WORK TO COMPLETE. Repeat the listing in full. Nothing may be added or left out.

MATERIALS PROVIDED.
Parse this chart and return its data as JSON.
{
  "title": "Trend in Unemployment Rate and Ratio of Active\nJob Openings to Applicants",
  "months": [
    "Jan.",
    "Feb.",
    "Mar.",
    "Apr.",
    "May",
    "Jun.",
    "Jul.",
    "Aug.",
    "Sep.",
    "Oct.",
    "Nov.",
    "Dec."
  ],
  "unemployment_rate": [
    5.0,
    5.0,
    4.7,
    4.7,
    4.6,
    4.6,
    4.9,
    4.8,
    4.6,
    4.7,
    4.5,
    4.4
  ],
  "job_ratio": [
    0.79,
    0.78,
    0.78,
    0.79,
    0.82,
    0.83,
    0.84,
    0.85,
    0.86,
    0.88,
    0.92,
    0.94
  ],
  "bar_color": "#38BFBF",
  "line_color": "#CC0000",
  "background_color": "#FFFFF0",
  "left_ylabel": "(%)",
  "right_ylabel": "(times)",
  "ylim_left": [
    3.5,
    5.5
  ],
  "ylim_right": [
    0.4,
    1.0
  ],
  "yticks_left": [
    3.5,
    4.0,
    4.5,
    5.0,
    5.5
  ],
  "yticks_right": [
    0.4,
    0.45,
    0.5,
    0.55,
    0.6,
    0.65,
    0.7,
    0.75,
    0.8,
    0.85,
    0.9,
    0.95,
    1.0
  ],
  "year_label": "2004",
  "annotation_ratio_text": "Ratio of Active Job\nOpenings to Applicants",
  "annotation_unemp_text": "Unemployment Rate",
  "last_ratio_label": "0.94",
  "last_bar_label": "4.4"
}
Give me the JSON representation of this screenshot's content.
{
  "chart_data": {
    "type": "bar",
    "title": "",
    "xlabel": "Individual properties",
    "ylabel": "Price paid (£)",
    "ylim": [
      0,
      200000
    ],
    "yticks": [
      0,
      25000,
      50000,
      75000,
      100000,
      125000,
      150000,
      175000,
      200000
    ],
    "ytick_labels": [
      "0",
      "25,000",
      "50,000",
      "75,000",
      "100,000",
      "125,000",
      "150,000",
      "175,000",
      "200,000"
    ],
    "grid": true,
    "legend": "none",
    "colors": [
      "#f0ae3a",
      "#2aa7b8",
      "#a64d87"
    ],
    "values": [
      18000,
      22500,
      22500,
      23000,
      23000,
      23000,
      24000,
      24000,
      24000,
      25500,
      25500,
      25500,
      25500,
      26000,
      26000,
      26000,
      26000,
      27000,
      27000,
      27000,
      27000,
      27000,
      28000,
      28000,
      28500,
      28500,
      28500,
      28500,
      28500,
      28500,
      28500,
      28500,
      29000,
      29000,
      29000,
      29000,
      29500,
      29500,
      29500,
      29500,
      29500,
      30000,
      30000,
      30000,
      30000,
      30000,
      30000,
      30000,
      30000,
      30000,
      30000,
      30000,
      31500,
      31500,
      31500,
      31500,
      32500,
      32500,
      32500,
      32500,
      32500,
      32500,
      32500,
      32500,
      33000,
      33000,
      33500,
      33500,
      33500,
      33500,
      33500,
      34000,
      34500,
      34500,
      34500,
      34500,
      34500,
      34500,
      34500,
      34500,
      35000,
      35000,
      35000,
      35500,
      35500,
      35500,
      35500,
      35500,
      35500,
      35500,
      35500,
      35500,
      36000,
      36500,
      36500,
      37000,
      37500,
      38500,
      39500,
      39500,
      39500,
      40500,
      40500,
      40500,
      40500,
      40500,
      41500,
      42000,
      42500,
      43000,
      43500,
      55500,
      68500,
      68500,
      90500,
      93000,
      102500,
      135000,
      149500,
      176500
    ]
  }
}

SOLUTION FOR THIS TASK.
Parse this chart and return its data as JSON.
{
  "title": "Trend in Unemployment Rate and Ratio of Active\nJob Openings to Applicants",
  "months": [
    "Jan.",
    "Feb.",
    "Mar.",
    "Apr.",
    "May",
    "Jun.",
    "Jul.",
    "Aug.",
    "Sep.",
    "Oct.",
    "Nov.",
    "Dec."
  ],
  "unemployment_rate": [
    5.0,
    5.0,
    4.7,
    4.7,
    4.6,
    4.6,
    4.9,
    4.8,
    4.6,
    4.7,
    4.5,
    4.4
  ],
  "job_ratio": [
    0.79,
    0.78,
    0.78,
    0.79,
    0.82,
    0.83,
    0.84,
    0.85,
    0.86,
    0.88,
    0.92,
    0.94
  ],
  "bar_color": "#38BFBF",
  "line_color": "#CC0000",
  "background_color": "#FFFFF0",
  "left_ylabel": "(%)",
  "right_ylabel": "(times)",
  "ylim_left": [
    3.5,
    5.5
  ],
  "ylim_right": [
    0.4,
    1.0
  ],
  "yticks_left": [
    3.5,
    4.0,
    4.5,
    5.0,
    5.5
  ],
  "yticks_right": [
    0.4,
    0.45,
    0.5,
    0.55,
    0.6,
    0.65,
    0.7,
    0.75,
    0.8,
    0.85,
    0.9,
    0.95,
    1.0
  ],
  "year_label": "2004",
  "annotation_ratio_text": "Ratio of Active Job\nOpenings to Applicants",
  "annotation_unemp_text": "Unemployment Rate",
  "last_ratio_label": "0.94",
  "last_bar_label": "4.4"
}
Give me the JSON representation of this screenshot's content.
{
  "chart_data": {
    "type": "bar",
    "title": "",
    "xlabel": "Individual properties",
    "ylabel": "Price paid (£)",
    "ylim": [
      0,
      200000
    ],
    "yticks": [
      0,
      25000,
      50000,
      75000,
      100000,
      125000,
      150000,
      175000,
      200000
    ],
    "ytick_labels": [
      "0",
      "25,000",
      "50,000",
      "75,000",
      "100,000",
      "125,000",
      "150,000",
      "175,000",
      "200,000"
    ],
    "grid": true,
    "legend": "none",
    "colors": [
      "#f0ae3a",
      "#2aa7b8",
      "#a64d87"
    ],
    "values": [
      18000,
      22500,
      22500,
      23000,
      23000,
      23000,
      24000,
      24000,
      24000,
      25500,
      25500,
      25500,
      25500,
      26000,
      26000,
      26000,
      26000,
      27000,
      27000,
      27000,
      27000,
      27000,
      28000,
      28000,
      28500,
      28500,
      28500,
      28500,
      28500,
      28500,
      28500,
      28500,
      29000,
      29000,
      29000,
      29000,
      29500,
      29500,
      29500,
      29500,
      29500,
      30000,
      30000,
      30000,
      30000,
      30000,
      30000,
      30000,
      30000,
      30000,
      30000,
      30000,
      31500,
      31500,
      31500,
      31500,
      32500,
      32500,
      32500,
      32500,
      32500,
      32500,
      32500,
      32500,
      33000,
      33000,
      33500,
      33500,
      33500,
      33500,
      33500,
      34000,
      34500,
      34500,
      34500,
      34500,
      34500,
      34500,
      34500,
      34500,
      35000,
      35000,
      35000,
      35500,
      35500,
      35500,
      35500,
      35500,
      35500,
      35500,
      35500,
      35500,
      36000,
      36500,
      36500,
      37000,
      37500,
      38500,
      39500,
      39500,
      39500,
      40500,
      40500,
      40500,
      40500,
      40500,
      41500,
      42000,
      42500,
      43000,
      43500,
      55500,
      68500,
      68500,
      90500,
      93000,
      102500,
      135000,
      149500,
      176500
    ]
  }
}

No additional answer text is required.